## WHAT TO DO
Single out the lines that include the word "unique". Copy them.

* Begin THE INPUT *

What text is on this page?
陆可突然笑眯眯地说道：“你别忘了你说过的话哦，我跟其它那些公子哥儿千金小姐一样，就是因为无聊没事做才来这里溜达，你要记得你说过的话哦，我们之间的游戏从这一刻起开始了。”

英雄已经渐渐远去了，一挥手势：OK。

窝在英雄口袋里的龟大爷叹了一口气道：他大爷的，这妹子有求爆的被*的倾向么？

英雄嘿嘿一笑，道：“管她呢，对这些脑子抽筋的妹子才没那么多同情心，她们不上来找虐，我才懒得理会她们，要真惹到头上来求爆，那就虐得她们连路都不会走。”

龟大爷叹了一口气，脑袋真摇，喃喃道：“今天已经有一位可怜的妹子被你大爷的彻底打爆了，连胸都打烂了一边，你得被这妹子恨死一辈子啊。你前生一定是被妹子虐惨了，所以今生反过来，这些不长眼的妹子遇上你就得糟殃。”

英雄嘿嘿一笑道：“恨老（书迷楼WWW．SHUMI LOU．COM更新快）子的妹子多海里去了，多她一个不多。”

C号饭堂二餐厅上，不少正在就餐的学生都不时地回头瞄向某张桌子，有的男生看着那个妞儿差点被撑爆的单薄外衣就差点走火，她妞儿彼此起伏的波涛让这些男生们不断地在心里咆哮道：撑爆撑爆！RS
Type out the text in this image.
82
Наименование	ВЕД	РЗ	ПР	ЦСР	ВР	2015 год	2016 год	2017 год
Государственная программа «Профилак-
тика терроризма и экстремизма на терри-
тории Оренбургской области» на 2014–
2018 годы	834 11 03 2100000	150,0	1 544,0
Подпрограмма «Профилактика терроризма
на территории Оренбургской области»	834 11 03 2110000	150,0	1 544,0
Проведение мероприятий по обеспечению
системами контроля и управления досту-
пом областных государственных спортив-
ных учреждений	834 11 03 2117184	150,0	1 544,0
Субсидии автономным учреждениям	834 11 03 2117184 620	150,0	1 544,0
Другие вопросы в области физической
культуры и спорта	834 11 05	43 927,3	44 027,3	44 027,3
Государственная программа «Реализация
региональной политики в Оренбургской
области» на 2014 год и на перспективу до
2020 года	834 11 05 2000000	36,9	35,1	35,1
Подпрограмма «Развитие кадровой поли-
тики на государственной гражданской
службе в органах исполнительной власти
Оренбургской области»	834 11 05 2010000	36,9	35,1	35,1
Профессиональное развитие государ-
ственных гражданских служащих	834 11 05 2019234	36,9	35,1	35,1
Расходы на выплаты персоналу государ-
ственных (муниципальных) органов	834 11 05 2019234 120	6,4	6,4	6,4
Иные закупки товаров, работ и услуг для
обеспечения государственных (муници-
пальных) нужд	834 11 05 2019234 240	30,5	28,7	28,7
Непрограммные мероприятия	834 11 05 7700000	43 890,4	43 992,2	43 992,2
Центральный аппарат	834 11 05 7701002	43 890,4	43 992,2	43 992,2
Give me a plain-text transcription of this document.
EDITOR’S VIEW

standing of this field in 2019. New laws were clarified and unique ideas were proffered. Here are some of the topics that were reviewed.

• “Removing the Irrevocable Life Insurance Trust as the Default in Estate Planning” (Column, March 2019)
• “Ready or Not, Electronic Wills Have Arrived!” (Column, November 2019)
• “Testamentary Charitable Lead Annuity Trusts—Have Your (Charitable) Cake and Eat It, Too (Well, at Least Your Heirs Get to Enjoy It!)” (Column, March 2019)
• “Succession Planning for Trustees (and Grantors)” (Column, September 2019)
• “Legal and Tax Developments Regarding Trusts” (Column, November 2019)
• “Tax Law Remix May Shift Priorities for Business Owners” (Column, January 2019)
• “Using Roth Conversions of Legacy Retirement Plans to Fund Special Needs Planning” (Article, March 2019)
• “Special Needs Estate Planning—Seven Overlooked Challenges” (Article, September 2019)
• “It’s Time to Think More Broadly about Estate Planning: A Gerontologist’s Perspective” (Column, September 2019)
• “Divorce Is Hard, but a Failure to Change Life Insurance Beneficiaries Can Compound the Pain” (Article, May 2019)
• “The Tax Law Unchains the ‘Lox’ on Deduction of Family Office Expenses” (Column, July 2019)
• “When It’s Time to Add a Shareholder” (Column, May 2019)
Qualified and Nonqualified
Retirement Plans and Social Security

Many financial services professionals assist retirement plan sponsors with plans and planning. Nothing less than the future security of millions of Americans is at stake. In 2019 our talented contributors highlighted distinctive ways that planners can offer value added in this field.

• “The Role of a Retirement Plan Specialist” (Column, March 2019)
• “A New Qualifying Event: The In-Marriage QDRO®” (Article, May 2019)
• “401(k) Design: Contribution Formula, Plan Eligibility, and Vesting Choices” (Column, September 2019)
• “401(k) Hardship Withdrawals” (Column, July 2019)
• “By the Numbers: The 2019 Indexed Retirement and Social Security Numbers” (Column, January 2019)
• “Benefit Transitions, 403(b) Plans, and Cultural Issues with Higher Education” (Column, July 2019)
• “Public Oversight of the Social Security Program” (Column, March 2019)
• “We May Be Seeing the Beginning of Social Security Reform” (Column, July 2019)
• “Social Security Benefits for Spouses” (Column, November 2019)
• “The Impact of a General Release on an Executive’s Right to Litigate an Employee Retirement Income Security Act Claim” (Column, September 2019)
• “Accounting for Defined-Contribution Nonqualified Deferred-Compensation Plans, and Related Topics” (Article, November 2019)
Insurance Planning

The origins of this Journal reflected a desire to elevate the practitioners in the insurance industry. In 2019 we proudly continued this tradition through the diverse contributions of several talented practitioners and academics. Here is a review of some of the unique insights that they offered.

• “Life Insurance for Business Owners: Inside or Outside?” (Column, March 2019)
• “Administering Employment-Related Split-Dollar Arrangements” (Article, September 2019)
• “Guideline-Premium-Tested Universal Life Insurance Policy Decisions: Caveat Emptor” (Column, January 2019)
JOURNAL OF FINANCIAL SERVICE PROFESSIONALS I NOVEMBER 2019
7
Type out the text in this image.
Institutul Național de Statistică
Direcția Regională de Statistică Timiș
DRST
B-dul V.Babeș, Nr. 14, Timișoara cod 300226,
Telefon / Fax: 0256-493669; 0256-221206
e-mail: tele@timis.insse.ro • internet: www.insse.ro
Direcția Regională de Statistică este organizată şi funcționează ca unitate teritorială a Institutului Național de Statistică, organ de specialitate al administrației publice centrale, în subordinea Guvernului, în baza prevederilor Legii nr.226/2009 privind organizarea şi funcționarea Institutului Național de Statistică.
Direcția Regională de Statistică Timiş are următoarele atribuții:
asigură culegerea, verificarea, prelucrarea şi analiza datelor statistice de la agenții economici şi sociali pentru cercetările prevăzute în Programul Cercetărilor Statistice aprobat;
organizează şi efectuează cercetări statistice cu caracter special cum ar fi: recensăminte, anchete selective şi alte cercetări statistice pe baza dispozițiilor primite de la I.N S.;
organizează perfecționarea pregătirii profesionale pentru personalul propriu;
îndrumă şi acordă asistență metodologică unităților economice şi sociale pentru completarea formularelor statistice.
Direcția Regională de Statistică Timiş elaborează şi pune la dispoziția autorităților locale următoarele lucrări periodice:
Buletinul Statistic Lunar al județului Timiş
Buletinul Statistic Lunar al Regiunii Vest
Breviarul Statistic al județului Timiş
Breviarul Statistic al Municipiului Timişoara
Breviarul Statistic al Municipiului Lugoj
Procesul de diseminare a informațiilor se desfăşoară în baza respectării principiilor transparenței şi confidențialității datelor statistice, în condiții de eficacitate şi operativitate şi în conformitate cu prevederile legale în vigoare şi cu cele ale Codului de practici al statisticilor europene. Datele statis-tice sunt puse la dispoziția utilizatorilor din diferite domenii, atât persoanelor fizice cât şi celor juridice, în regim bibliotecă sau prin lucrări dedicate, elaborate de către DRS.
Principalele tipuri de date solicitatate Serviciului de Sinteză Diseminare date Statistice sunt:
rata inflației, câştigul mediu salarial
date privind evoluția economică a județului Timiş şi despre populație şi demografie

* End THE INPUT *

## FULL OUTPUT
standing of this field in 2019. New laws were clarified and unique ideas were proffered. Here are some of the topics that were reviewed.
The origins of this Journal reflected a desire to elevate the practitioners in the insurance industry. In 2019 we proudly continued this tradition through the diverse contributions of several talented practitioners and academics. Here is a review of some of the unique insights that they offered.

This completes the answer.